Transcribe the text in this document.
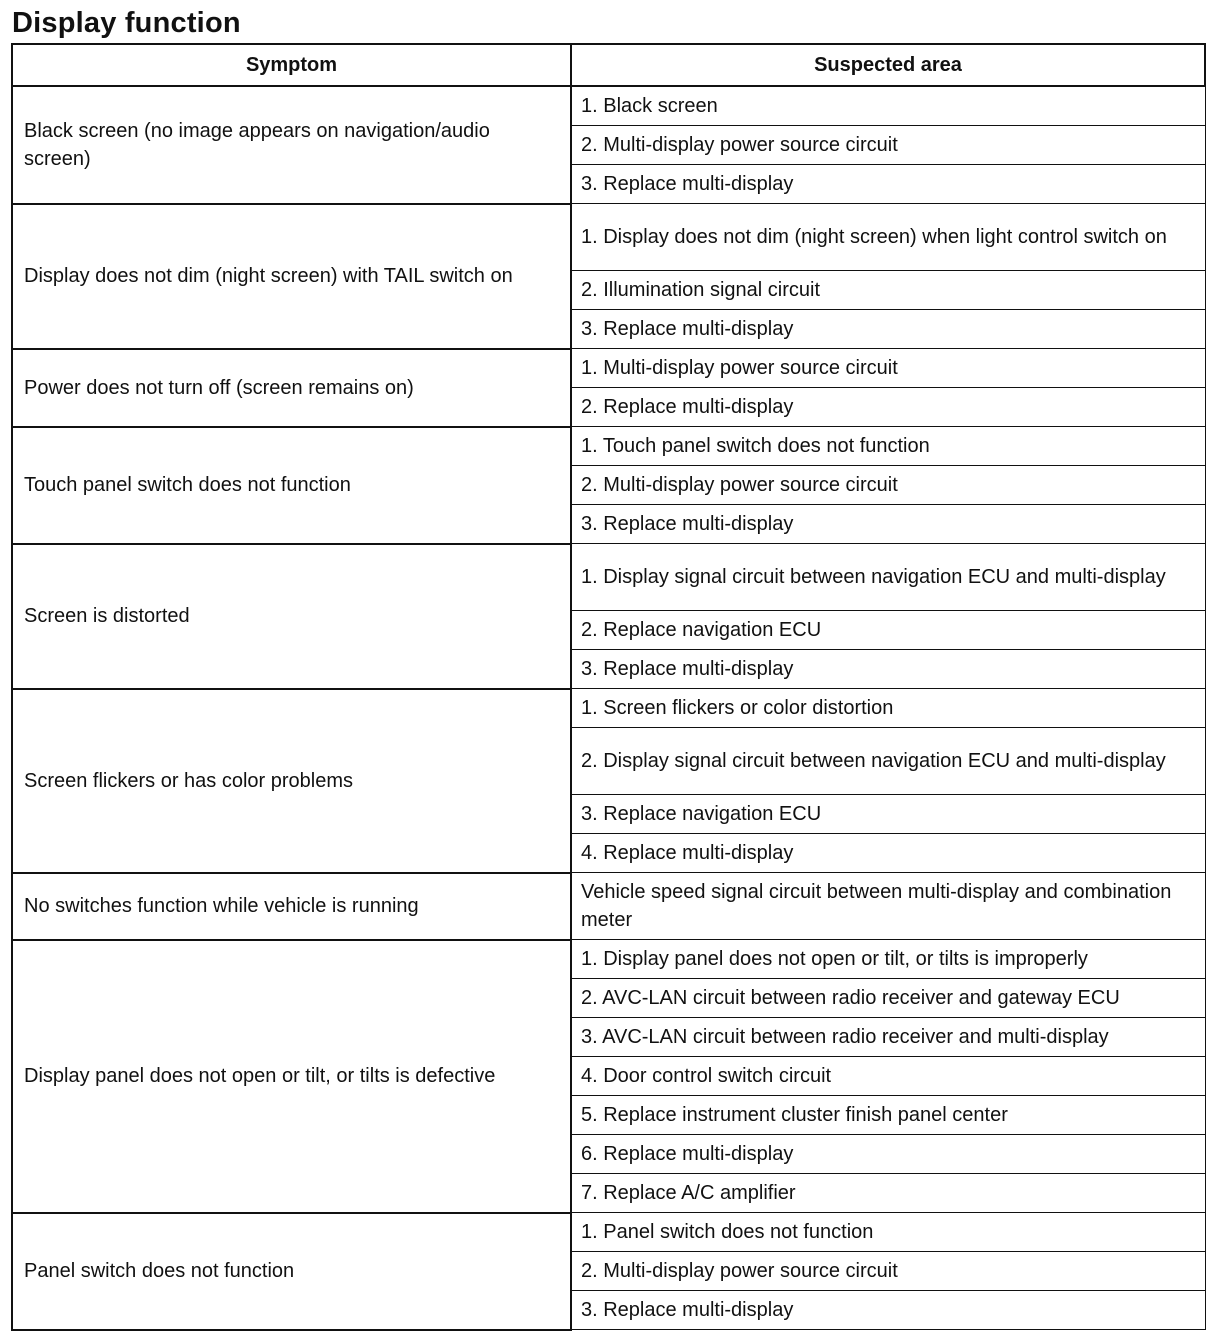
Display function
Symptom	Suspected area
Black screen (no image appears on navigation/audio screen)	1. Black screen
	2. Multi-display power source circuit
	3. Replace multi-display
Display does not dim (night screen) with TAIL switch on	1. Display does not dim (night screen) when light control switch on
	2. Illumination signal circuit
	3. Replace multi-display
Power does not turn off (screen remains on)	1. Multi-display power source circuit
	2. Replace multi-display
Touch panel switch does not function	1. Touch panel switch does not function
	2. Multi-display power source circuit
	3. Replace multi-display
Screen is distorted	1. Display signal circuit between navigation ECU and multi-display
	2. Replace navigation ECU
	3. Replace multi-display
Screen flickers or has color problems	1. Screen flickers or color distortion
	2. Display signal circuit between navigation ECU and multi-display
	3. Replace navigation ECU
	4. Replace multi-display
No switches function while vehicle is running	Vehicle speed signal circuit between multi-display and combination meter
Display panel does not open or tilt, or tilts is defective	1. Display panel does not open or tilt, or tilts is improperly
	2. AVC-LAN circuit between radio receiver and gateway ECU
	3. AVC-LAN circuit between radio receiver and multi-display
	4. Door control switch circuit
	5. Replace instrument cluster finish panel center
	6. Replace multi-display
	7. Replace A/C amplifier
Panel switch does not function	1. Panel switch does not function
	2. Multi-display power source circuit
	3. Replace multi-display
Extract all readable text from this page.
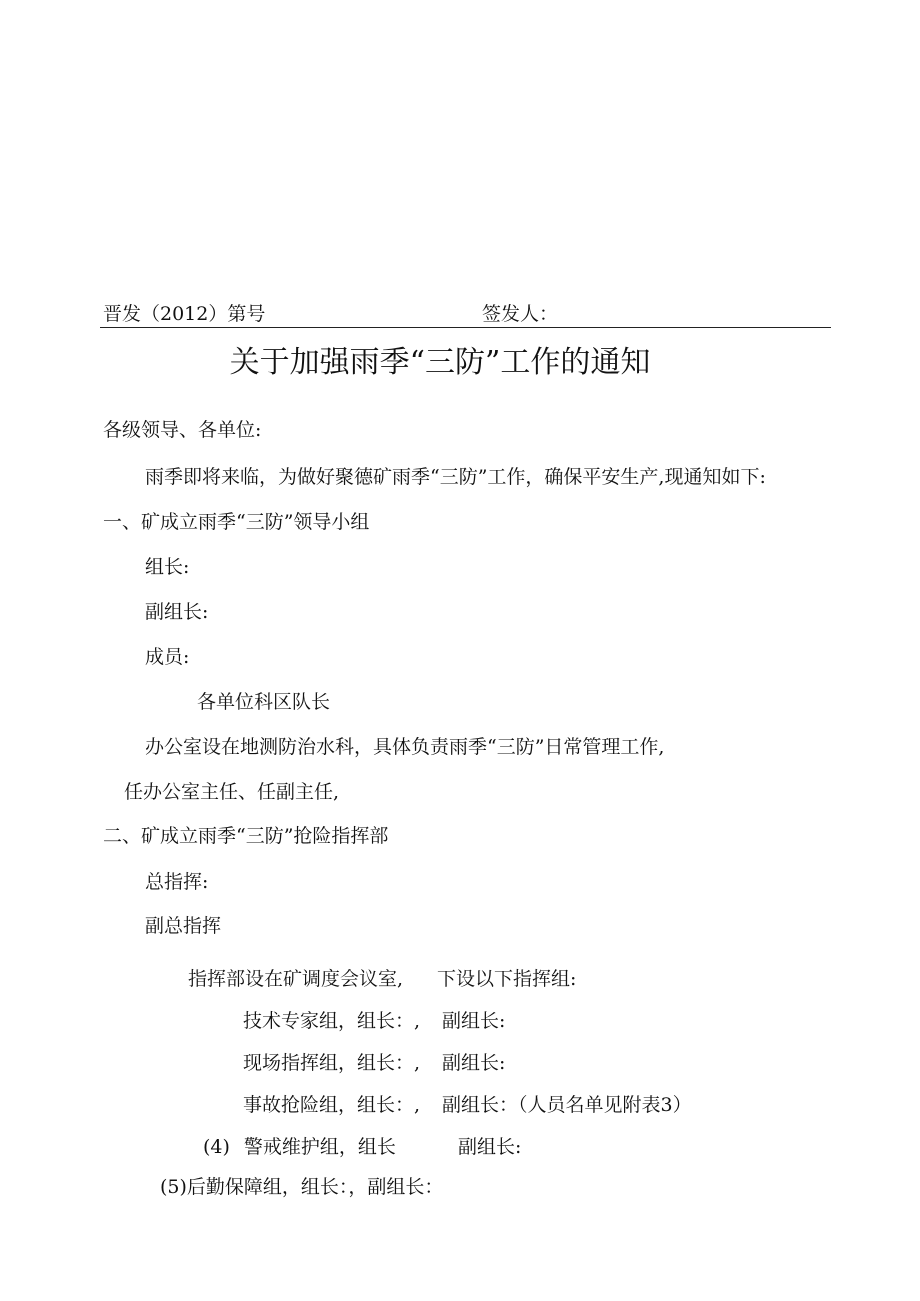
晋发（2012）第号	签发人：
关于加强雨季“三防”工作的通知
各级领导、各单位:
雨季即将来临，为做好聚德矿雨季“三防”工作，确保平安生产,现通知如下:
一、矿成立雨季“三防”领导小组
组长:
副组长:
成员:
各单位科区队长
办公室设在地测防治水科，具体负责雨季“三防”日常管理工作,
任办公室主任、任副主任,
二、矿成立雨季“三防”抢险指挥部
总指挥:
副总指挥
指挥部设在矿调度会议室, 下设以下指挥组:
技术专家组，组长：, 副组长:
现场指挥组，组长：, 副组长:
事故抢险组，组长：, 副组长：（人员名单见附表3）
(4) 警戒维护组，组长	副组长:
(5)后勤保障组，组长：，副组长：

━━━━━━━━━━

_CHALLENGE:_ Copy down every line of the entries containing the word "navigation".

_OUTPUT BELOW:_
Black screen (no image appears on navigation/audio screen)	1. Black screen
Screen is distorted	1. Display signal circuit between navigation ECU and multi-display
	2. Replace navigation ECU
	2. Display signal circuit between navigation ECU and multi-display
	3. Replace navigation ECU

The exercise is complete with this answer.